**Stated task:** Return the listing below verbatim. Pictures do not belong in the copy.

**Entries supplied:**
==================================================

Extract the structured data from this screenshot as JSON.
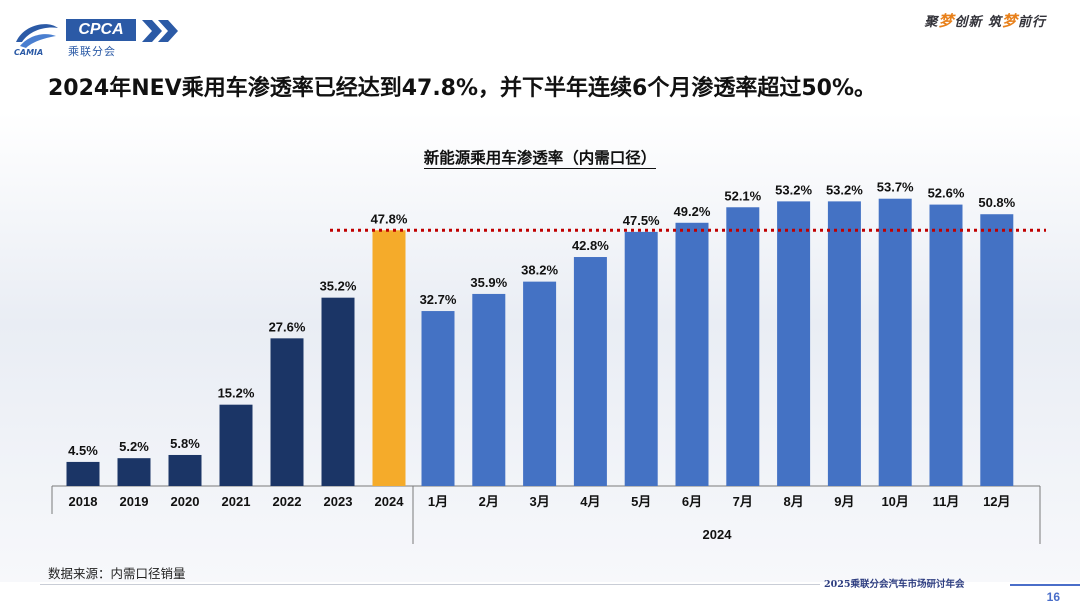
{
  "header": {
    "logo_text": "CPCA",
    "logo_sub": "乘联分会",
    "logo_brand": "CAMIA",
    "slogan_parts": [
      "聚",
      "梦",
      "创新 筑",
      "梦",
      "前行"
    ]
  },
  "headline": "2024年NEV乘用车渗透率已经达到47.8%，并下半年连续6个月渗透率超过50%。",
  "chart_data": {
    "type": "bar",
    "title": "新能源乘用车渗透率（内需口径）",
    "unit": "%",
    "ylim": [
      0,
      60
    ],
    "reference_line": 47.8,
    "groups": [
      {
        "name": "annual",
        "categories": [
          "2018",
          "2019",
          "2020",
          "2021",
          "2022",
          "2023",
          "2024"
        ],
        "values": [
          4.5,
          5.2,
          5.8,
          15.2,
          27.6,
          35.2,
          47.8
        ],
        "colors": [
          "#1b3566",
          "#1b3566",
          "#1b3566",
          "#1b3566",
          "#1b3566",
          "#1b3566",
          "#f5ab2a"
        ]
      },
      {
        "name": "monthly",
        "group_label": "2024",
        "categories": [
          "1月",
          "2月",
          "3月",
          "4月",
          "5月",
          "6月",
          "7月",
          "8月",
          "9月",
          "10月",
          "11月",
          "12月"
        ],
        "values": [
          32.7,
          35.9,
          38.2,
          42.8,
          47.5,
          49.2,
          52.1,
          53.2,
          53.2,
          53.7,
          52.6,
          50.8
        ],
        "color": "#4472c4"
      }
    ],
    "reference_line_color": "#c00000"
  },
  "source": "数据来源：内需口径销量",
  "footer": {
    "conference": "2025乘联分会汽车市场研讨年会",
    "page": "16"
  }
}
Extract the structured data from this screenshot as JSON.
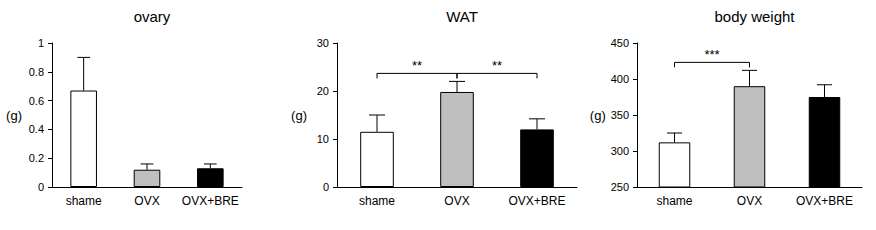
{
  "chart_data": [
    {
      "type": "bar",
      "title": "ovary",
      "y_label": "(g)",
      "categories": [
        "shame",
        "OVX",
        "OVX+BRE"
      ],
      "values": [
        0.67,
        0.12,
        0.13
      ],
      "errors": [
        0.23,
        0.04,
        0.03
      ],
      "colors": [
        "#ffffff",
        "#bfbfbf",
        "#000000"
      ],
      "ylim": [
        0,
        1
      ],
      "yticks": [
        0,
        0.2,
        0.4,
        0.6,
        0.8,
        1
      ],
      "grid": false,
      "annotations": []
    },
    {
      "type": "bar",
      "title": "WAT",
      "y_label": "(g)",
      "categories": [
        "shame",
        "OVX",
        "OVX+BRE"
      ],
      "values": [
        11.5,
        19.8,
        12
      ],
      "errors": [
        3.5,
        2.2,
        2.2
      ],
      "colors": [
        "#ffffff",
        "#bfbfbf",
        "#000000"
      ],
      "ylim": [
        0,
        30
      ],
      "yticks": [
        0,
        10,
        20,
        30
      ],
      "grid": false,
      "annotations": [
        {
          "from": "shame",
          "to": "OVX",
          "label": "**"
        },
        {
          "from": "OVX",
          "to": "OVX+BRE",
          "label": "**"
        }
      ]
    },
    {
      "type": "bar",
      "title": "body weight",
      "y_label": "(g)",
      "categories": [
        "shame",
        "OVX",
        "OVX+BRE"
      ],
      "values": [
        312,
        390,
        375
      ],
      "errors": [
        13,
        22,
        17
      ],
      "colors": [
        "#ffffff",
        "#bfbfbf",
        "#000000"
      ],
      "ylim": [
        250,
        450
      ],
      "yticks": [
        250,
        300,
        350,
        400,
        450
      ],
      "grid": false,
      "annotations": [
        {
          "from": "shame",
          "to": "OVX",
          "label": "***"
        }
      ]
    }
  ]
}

==================================================

**Complete output:**
Extract the structured data from this screenshot as JSON.
{
  "header": {
    "logo_text": "CPCA",
    "logo_sub": "乘联分会",
    "logo_brand": "CAMIA",
    "slogan_parts": [
      "聚",
      "梦",
      "创新 筑",
      "梦",
      "前行"
    ]
  },
  "headline": "2024年NEV乘用车渗透率已经达到47.8%，并下半年连续6个月渗透率超过50%。",
  "chart_data": {
    "type": "bar",
    "title": "新能源乘用车渗透率（内需口径）",
    "unit": "%",
    "ylim": [
      0,
      60
    ],
    "reference_line": 47.8,
    "groups": [
      {
        "name": "annual",
        "categories": [
          "2018",
          "2019",
          "2020",
          "2021",
          "2022",
          "2023",
          "2024"
        ],
        "values": [
          4.5,
          5.2,
          5.8,
          15.2,
          27.6,
          35.2,
          47.8
        ],
        "colors": [
          "#1b3566",
          "#1b3566",
          "#1b3566",
          "#1b3566",
          "#1b3566",
          "#1b3566",
          "#f5ab2a"
        ]
      },
      {
        "name": "monthly",
        "group_label": "2024",
        "categories": [
          "1月",
          "2月",
          "3月",
          "4月",
          "5月",
          "6月",
          "7月",
          "8月",
          "9月",
          "10月",
          "11月",
          "12月"
        ],
        "values": [
          32.7,
          35.9,
          38.2,
          42.8,
          47.5,
          49.2,
          52.1,
          53.2,
          53.2,
          53.7,
          52.6,
          50.8
        ],
        "color": "#4472c4"
      }
    ],
    "reference_line_color": "#c00000"
  },
  "source": "数据来源：内需口径销量",
  "footer": {
    "conference": "2025乘联分会汽车市场研讨年会",
    "page": "16"
  }
}
Extract the structured data from this screenshot as JSON.
{
  "chart_data": [
    {
      "type": "bar",
      "title": "ovary",
      "y_label": "(g)",
      "categories": [
        "shame",
        "OVX",
        "OVX+BRE"
      ],
      "values": [
        0.67,
        0.12,
        0.13
      ],
      "errors": [
        0.23,
        0.04,
        0.03
      ],
      "colors": [
        "#ffffff",
        "#bfbfbf",
        "#000000"
      ],
      "ylim": [
        0,
        1
      ],
      "yticks": [
        0,
        0.2,
        0.4,
        0.6,
        0.8,
        1
      ],
      "grid": false,
      "annotations": []
    },
    {
      "type": "bar",
      "title": "WAT",
      "y_label": "(g)",
      "categories": [
        "shame",
        "OVX",
        "OVX+BRE"
      ],
      "values": [
        11.5,
        19.8,
        12
      ],
      "errors": [
        3.5,
        2.2,
        2.2
      ],
      "colors": [
        "#ffffff",
        "#bfbfbf",
        "#000000"
      ],
      "ylim": [
        0,
        30
      ],
      "yticks": [
        0,
        10,
        20,
        30
      ],
      "grid": false,
      "annotations": [
        {
          "from": "shame",
          "to": "OVX",
          "label": "**"
        },
        {
          "from": "OVX",
          "to": "OVX+BRE",
          "label": "**"
        }
      ]
    },
    {
      "type": "bar",
      "title": "body weight",
      "y_label": "(g)",
      "categories": [
        "shame",
        "OVX",
        "OVX+BRE"
      ],
      "values": [
        312,
        390,
        375
      ],
      "errors": [
        13,
        22,
        17
      ],
      "colors": [
        "#ffffff",
        "#bfbfbf",
        "#000000"
      ],
      "ylim": [
        250,
        450
      ],
      "yticks": [
        250,
        300,
        350,
        400,
        450
      ],
      "grid": false,
      "annotations": [
        {
          "from": "shame",
          "to": "OVX",
          "label": "***"
        }
      ]
    }
  ]
}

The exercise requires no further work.